- **SOURCE EXTRACT**

Increasingly concerned, the Boston controller tried repeatedly over the next nine minutes to raise the flight and check the status of his own equipment. At 8:21, the plane changed course and someone turned off its transponder – severely limiting controllers ability to judge its position, speed or even to identify it accurately.

At 8:18, unbeknownst at the time to the controllers, a telephone rang at an American Airlines office almost a thousand miles away, in the town of Cary, North Carolina. The woman calling was a senior Flight 11 attendant, forty-five-year-old Betty “Bee” Ong.

Using a seatback Airfone, Ong  had dialed a number  that  crews knew well – they used it to help passengers with onward travel plans. When she got through, finally, to an American Airlines ground supervisor named Nydia Gonzalez, she sounded “calm, professional, and poised. The first four and a half minutes of Ong’s call, the standard  duration  of the recording  system at American, tell the tale.

I’m in my jumpseat, that’s 3R….My name is Betty Ong, I’m number  3 on Flight 11….The cockpit’s not answering their phone. Somebody’s stabbed in business class and, ah, I think there’s Mace that we can’t breathe. I don’t know. I think we’re getting hijacked . . . Somebody is coming back from business . . . hold on for one second . . . Karen and Bobbi got stabbed. [This last sentence, the tape shows, was spoken by a fellow attendant close by.] . . . Our number 1 got stabbed . . . our galley flight attendant and our purser has been stabbed. And we can’t get into the cockpit. The door won’t open.

- **GIVEN DATA**

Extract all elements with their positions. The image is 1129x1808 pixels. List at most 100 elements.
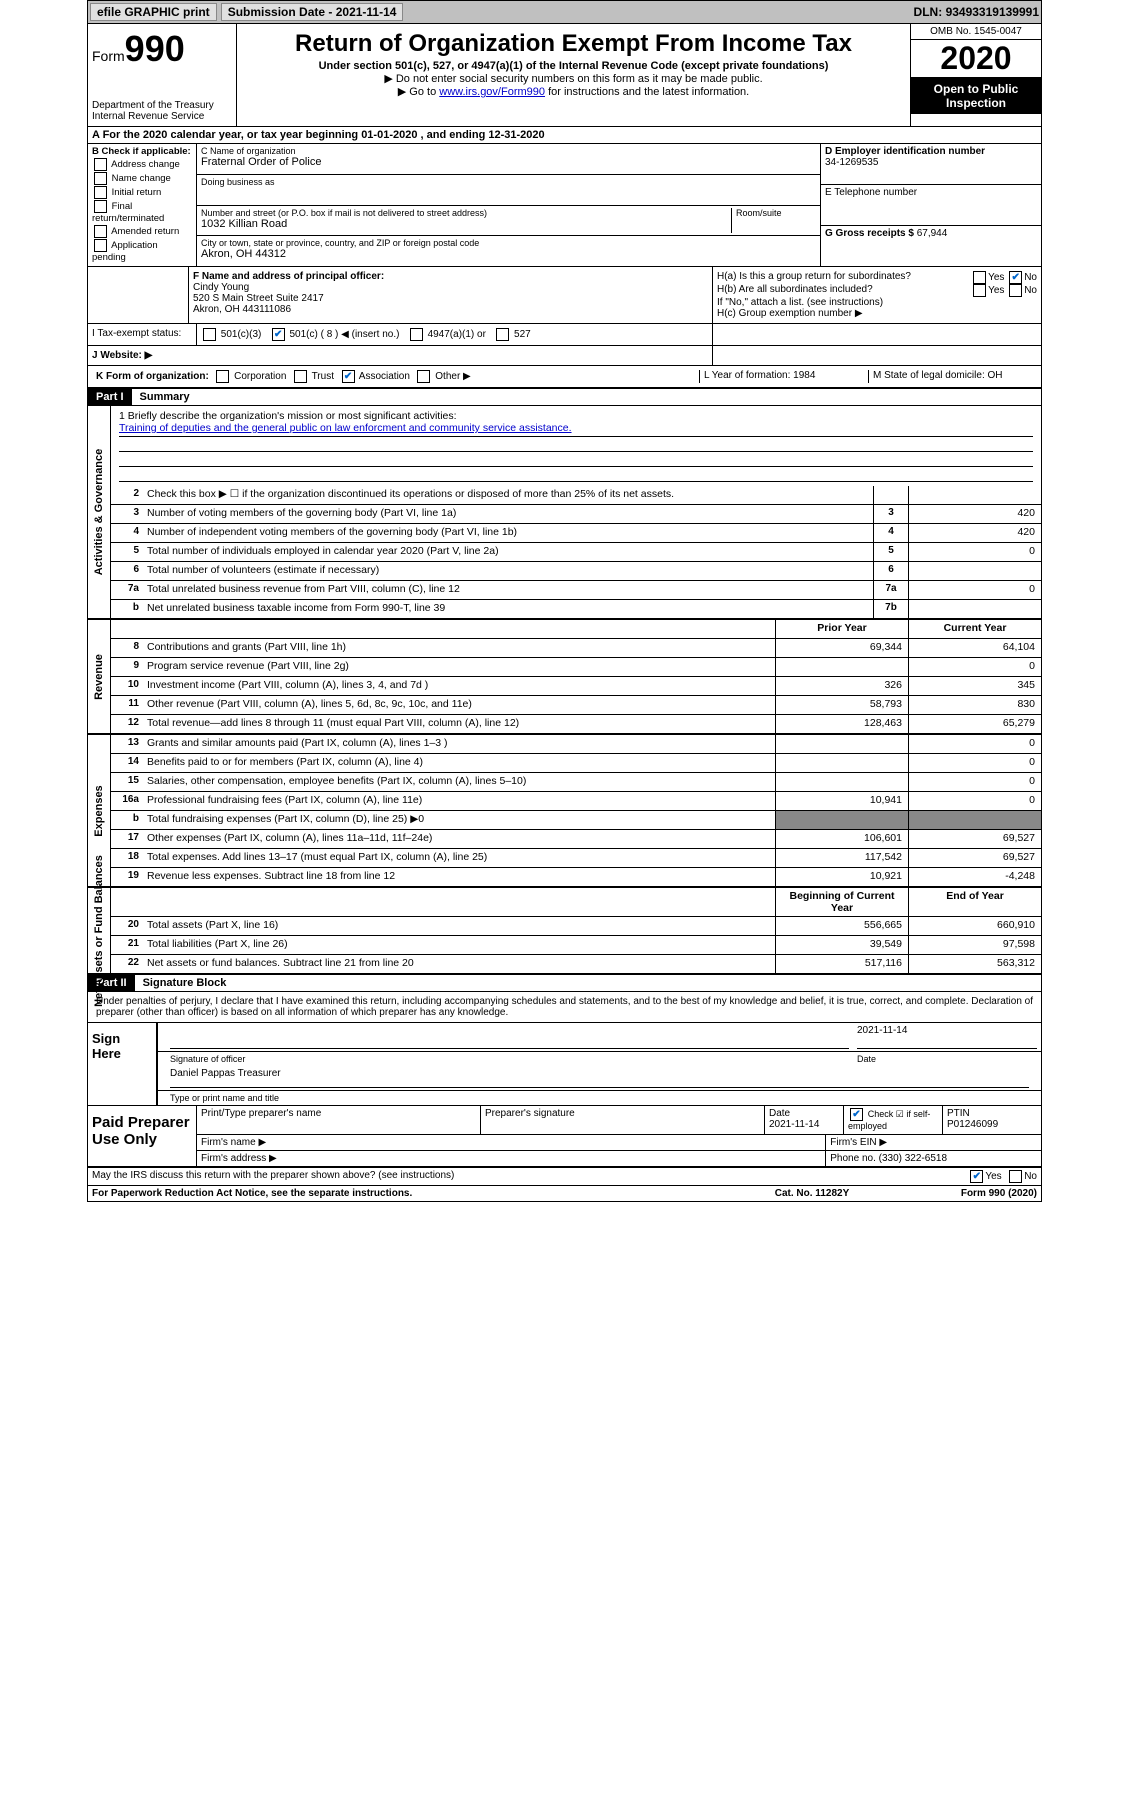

- **SHORT EXERCISE 1**
Answer these questions from the Flight 11 passage.
(a) At what time did the plane change course and have its transponder turned off?
(b) In what town was the American Airlines office that took Betty Ong's call?
(c) Which jumpseat did Ong say she was in?
- **SHORT EXERCISE 2**
Write out the part of the Flight 11 passage starting with "I’m in my jumpseat, that’s" and going on through "door won’t open.".

- **SOLUTION 1**
(a) 8:21
(b) Cary, North Carolina
(c) 3R

- **SOLUTION 2**
I’m in my jumpseat, that’s 3R….My name is Betty Ong, I’m number  3 on Flight 11….The cockpit’s not answering their phone. Somebody’s stabbed in business class and, ah, I think there’s Mace that we can’t breathe. I don’t know. I think we’re getting hijacked . . . Somebody is coming back from business . . . hold on for one second . . . Karen and Bobbi got stabbed. [This last sentence, the tape shows, was spoken by a fellow attendant close by.] . . . Our number 1 got stabbed . . . our galley flight attendant and our purser has been stabbed. And we can’t get into the cockpit. The door won’t open.